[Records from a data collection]
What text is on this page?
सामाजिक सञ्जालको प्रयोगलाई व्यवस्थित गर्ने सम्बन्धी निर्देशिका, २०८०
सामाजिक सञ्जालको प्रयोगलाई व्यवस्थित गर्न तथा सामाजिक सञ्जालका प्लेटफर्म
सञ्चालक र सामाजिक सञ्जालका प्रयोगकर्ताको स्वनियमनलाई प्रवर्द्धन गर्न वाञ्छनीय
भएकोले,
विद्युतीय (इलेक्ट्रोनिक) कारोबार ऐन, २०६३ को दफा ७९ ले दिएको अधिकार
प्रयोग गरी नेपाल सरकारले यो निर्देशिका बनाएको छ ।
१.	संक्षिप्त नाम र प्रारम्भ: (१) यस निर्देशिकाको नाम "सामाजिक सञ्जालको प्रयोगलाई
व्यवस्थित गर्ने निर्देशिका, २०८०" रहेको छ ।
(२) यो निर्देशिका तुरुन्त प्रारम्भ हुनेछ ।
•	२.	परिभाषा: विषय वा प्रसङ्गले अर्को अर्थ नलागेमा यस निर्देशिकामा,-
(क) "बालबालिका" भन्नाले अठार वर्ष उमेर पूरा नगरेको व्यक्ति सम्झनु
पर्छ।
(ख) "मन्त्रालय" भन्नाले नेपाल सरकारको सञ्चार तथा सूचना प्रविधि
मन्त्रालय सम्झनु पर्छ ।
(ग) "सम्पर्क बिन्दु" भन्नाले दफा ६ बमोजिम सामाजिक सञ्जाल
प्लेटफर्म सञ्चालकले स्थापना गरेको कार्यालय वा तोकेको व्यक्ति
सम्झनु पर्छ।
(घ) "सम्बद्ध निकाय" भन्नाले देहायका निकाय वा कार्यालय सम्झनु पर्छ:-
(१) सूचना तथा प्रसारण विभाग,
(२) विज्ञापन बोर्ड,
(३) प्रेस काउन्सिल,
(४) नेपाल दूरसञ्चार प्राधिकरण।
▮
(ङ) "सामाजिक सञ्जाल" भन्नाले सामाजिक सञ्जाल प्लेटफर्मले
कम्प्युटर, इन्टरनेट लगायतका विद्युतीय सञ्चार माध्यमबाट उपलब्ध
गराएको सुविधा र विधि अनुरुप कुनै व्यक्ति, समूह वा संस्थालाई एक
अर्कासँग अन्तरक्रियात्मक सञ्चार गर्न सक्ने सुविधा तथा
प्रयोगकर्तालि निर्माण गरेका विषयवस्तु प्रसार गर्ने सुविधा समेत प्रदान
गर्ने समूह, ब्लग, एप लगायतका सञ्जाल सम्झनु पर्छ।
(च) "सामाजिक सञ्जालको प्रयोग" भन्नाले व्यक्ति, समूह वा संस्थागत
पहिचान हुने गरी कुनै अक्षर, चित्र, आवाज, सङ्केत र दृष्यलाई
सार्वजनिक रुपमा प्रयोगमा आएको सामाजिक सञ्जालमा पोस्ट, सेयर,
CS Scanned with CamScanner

EXERCISE DIRECTIONS = Reproduce the material precisely, including every line.

ANSWER TO THIS TASK =
What text is on this page?
सामाजिक सञ्जालको प्रयोगलाई व्यवस्थित गर्ने सम्बन्धी निर्देशिका, २०८०
सामाजिक सञ्जालको प्रयोगलाई व्यवस्थित गर्न तथा सामाजिक सञ्जालका प्लेटफर्म
सञ्चालक र सामाजिक सञ्जालका प्रयोगकर्ताको स्वनियमनलाई प्रवर्द्धन गर्न वाञ्छनीय
भएकोले,
विद्युतीय (इलेक्ट्रोनिक) कारोबार ऐन, २०६३ को दफा ७९ ले दिएको अधिकार
प्रयोग गरी नेपाल सरकारले यो निर्देशिका बनाएको छ ।
१.	संक्षिप्त नाम र प्रारम्भ: (१) यस निर्देशिकाको नाम "सामाजिक सञ्जालको प्रयोगलाई
व्यवस्थित गर्ने निर्देशिका, २०८०" रहेको छ ।
(२) यो निर्देशिका तुरुन्त प्रारम्भ हुनेछ ।
•	२.	परिभाषा: विषय वा प्रसङ्गले अर्को अर्थ नलागेमा यस निर्देशिकामा,-
(क) "बालबालिका" भन्नाले अठार वर्ष उमेर पूरा नगरेको व्यक्ति सम्झनु
पर्छ।
(ख) "मन्त्रालय" भन्नाले नेपाल सरकारको सञ्चार तथा सूचना प्रविधि
मन्त्रालय सम्झनु पर्छ ।
(ग) "सम्पर्क बिन्दु" भन्नाले दफा ६ बमोजिम सामाजिक सञ्जाल
प्लेटफर्म सञ्चालकले स्थापना गरेको कार्यालय वा तोकेको व्यक्ति
सम्झनु पर्छ।
(घ) "सम्बद्ध निकाय" भन्नाले देहायका निकाय वा कार्यालय सम्झनु पर्छ:-
(१) सूचना तथा प्रसारण विभाग,
(२) विज्ञापन बोर्ड,
(३) प्रेस काउन्सिल,
(४) नेपाल दूरसञ्चार प्राधिकरण।
▮
(ङ) "सामाजिक सञ्जाल" भन्नाले सामाजिक सञ्जाल प्लेटफर्मले
कम्प्युटर, इन्टरनेट लगायतका विद्युतीय सञ्चार माध्यमबाट उपलब्ध
गराएको सुविधा र विधि अनुरुप कुनै व्यक्ति, समूह वा संस्थालाई एक
अर्कासँग अन्तरक्रियात्मक सञ्चार गर्न सक्ने सुविधा तथा
प्रयोगकर्तालि निर्माण गरेका विषयवस्तु प्रसार गर्ने सुविधा समेत प्रदान
गर्ने समूह, ब्लग, एप लगायतका सञ्जाल सम्झनु पर्छ।
(च) "सामाजिक सञ्जालको प्रयोग" भन्नाले व्यक्ति, समूह वा संस्थागत
पहिचान हुने गरी कुनै अक्षर, चित्र, आवाज, सङ्केत र दृष्यलाई
सार्वजनिक रुपमा प्रयोगमा आएको सामाजिक सञ्जालमा पोस्ट, सेयर,
CS Scanned with CamScanner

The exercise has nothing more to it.